Here's a plot showing where the best player in the top 5 for every year was picked.

View attachment 14730

What this shows is that since 1985, the player in picks #2-#5 are about equally likely to be the best player in a class. And it's slightly more likely that the best player comes in picks 2-5 than #1.

Given how flat the curve is from 2-5, my interpretation of this is, that in the top 5 picks, once you get past the first pick; it all basically comes down to probability and noise, even for the professional front offices that hire scouts and people to work players out. If draft expertise was relevant, then you'd expect to see pick 2 have a higher count than pick 3, and so on, a downwards curve instead of a cliff and valley.

══════════

**Written request 1**
Print the records from the start through the line that contains "value-label-5: 16% [678,283,720,306]", including both ends.

Box coordinate listings
══════════

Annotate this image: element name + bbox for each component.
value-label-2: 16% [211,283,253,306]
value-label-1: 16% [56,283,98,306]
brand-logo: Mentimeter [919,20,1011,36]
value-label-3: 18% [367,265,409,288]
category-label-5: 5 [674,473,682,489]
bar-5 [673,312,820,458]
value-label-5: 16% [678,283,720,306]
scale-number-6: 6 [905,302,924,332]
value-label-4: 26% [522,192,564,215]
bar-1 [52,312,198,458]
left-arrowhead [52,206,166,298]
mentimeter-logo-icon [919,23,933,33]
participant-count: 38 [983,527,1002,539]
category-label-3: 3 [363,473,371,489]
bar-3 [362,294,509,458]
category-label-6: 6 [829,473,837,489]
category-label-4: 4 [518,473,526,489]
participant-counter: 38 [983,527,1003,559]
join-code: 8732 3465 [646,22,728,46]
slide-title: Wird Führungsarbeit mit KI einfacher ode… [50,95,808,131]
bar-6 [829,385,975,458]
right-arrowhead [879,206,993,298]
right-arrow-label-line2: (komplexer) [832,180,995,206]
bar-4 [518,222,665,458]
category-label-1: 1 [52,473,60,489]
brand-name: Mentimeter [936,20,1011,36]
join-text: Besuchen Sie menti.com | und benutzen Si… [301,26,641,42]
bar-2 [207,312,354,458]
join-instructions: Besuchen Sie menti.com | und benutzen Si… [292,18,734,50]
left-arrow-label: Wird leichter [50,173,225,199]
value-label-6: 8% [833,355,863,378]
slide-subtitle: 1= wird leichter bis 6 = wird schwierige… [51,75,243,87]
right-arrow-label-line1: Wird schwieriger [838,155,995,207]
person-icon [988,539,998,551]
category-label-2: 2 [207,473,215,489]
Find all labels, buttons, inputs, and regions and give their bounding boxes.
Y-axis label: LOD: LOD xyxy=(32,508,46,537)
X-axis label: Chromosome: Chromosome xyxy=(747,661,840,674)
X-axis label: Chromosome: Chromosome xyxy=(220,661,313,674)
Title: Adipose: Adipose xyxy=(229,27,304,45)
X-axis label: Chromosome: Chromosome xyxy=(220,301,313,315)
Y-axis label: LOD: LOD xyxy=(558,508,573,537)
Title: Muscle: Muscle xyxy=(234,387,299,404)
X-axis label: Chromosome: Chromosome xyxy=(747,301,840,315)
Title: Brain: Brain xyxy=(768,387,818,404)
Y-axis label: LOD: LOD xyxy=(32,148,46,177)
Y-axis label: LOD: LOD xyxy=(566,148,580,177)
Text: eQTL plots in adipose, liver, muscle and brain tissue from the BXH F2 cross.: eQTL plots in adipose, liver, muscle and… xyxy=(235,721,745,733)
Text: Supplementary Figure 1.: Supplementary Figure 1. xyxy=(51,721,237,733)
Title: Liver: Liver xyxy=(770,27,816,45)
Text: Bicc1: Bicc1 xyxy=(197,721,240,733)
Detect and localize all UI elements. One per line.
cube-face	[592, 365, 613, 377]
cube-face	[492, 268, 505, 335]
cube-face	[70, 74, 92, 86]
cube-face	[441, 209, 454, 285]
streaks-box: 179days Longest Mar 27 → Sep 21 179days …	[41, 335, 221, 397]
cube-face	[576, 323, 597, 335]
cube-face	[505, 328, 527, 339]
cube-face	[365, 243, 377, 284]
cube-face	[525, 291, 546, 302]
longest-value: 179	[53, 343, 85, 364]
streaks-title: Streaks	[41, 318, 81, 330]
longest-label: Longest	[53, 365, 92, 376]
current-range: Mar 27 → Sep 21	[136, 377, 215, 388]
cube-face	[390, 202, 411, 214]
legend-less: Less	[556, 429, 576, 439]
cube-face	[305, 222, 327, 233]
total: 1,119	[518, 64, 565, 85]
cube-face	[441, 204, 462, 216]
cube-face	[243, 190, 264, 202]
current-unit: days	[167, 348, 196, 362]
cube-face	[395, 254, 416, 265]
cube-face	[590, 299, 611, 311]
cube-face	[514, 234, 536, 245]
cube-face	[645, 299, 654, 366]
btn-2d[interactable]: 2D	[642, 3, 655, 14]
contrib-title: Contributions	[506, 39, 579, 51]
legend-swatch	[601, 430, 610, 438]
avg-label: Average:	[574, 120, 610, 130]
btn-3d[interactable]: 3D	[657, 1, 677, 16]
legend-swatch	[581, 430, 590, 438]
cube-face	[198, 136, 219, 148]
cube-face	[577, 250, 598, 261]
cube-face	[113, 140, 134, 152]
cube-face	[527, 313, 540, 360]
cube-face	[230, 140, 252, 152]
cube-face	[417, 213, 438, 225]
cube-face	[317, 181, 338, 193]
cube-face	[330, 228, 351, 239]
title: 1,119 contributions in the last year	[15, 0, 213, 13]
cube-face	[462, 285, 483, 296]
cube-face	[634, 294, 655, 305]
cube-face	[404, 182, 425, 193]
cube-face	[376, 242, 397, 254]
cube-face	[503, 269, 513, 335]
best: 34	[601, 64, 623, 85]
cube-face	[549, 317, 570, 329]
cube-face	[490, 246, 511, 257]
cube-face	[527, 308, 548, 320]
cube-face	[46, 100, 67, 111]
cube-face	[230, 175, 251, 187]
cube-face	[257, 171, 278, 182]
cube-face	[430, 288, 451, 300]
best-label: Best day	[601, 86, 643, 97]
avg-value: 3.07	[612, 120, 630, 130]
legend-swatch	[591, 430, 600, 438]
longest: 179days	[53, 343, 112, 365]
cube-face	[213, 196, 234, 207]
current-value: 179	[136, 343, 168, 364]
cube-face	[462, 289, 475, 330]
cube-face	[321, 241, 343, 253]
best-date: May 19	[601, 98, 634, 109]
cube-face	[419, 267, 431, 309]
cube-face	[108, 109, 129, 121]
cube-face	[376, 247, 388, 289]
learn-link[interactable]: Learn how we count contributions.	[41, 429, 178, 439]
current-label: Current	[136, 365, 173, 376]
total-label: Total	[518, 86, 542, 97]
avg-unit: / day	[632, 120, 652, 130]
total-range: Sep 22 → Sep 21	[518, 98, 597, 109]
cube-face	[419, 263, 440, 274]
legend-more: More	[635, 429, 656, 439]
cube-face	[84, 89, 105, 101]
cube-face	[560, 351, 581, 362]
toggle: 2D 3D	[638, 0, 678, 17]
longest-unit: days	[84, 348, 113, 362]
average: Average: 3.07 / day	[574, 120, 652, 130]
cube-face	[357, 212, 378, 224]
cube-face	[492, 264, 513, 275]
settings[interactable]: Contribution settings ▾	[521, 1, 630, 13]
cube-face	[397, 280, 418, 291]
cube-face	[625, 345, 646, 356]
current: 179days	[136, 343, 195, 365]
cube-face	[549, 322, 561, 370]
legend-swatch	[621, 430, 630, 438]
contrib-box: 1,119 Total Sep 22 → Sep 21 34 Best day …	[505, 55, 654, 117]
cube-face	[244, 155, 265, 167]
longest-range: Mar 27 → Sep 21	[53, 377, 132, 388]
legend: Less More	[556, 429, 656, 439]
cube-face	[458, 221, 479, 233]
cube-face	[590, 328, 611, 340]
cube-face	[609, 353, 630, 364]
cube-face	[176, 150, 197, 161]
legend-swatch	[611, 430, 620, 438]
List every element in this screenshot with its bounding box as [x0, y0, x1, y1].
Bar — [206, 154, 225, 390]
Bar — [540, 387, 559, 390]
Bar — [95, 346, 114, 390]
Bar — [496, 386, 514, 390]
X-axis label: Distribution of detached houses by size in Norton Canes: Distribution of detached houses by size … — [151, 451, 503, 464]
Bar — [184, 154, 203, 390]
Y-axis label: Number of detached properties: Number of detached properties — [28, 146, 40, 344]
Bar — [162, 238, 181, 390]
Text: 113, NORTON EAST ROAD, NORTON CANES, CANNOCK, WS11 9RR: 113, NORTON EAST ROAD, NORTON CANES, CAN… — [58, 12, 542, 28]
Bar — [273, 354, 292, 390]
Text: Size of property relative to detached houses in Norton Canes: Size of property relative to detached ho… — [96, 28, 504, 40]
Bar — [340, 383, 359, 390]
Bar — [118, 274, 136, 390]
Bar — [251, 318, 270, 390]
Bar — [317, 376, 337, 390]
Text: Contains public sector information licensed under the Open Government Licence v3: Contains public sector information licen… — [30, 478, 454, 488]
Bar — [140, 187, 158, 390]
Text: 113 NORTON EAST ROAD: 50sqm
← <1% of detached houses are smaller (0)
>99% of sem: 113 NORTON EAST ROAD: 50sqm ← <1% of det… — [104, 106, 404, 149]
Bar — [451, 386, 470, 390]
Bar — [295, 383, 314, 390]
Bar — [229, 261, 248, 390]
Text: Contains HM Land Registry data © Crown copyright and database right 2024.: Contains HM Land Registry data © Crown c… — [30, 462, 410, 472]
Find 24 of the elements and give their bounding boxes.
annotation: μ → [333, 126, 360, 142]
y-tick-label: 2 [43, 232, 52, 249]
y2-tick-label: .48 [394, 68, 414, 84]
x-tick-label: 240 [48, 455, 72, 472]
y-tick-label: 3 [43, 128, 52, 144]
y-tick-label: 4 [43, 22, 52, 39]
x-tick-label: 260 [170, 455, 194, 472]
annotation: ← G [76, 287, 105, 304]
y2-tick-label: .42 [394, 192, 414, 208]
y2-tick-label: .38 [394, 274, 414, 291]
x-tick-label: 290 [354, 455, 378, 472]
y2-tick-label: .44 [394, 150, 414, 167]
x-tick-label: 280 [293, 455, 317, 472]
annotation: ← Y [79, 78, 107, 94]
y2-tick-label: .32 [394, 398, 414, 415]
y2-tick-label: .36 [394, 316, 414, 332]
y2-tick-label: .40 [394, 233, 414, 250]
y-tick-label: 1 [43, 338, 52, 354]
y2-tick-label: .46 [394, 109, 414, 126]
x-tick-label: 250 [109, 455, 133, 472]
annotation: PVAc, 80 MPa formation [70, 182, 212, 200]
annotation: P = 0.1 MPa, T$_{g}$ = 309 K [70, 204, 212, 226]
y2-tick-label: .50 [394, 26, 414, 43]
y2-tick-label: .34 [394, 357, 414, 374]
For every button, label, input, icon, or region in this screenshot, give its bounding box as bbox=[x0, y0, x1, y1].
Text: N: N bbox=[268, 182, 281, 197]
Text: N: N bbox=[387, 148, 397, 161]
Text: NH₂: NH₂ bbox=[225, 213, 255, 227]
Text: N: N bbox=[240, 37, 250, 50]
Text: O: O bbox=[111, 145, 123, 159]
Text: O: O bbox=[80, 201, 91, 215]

══════════

**Written request 2**
Decide whether each statement below agrees with the text on draft picks. Answer yes or no and quote the deciding words of the text.
(a) The plot concerns draft classes since 1985.
(b) The best player is more likely to come from pick #1 than from picks 2-5.
(c) The curve is described as flat from picks 2 to 5.

**Result 1**
Annotate this image: element name + bbox for each component.
value-label-2: 16% [211,283,253,306]
value-label-1: 16% [56,283,98,306]
brand-logo: Mentimeter [919,20,1011,36]
value-label-3: 18% [367,265,409,288]
category-label-5: 5 [674,473,682,489]
bar-5 [673,312,820,458]
value-label-5: 16% [678,283,720,306]

**Result 2**
(a) Yes: "since 1985, the player in picks #2-#5 are about equally likely to be the best player in a class"
(b) No: "it's slightly more likely that the best player comes in picks 2-5 than #1"
(c) Yes: "Given how flat the curve is from 2-5"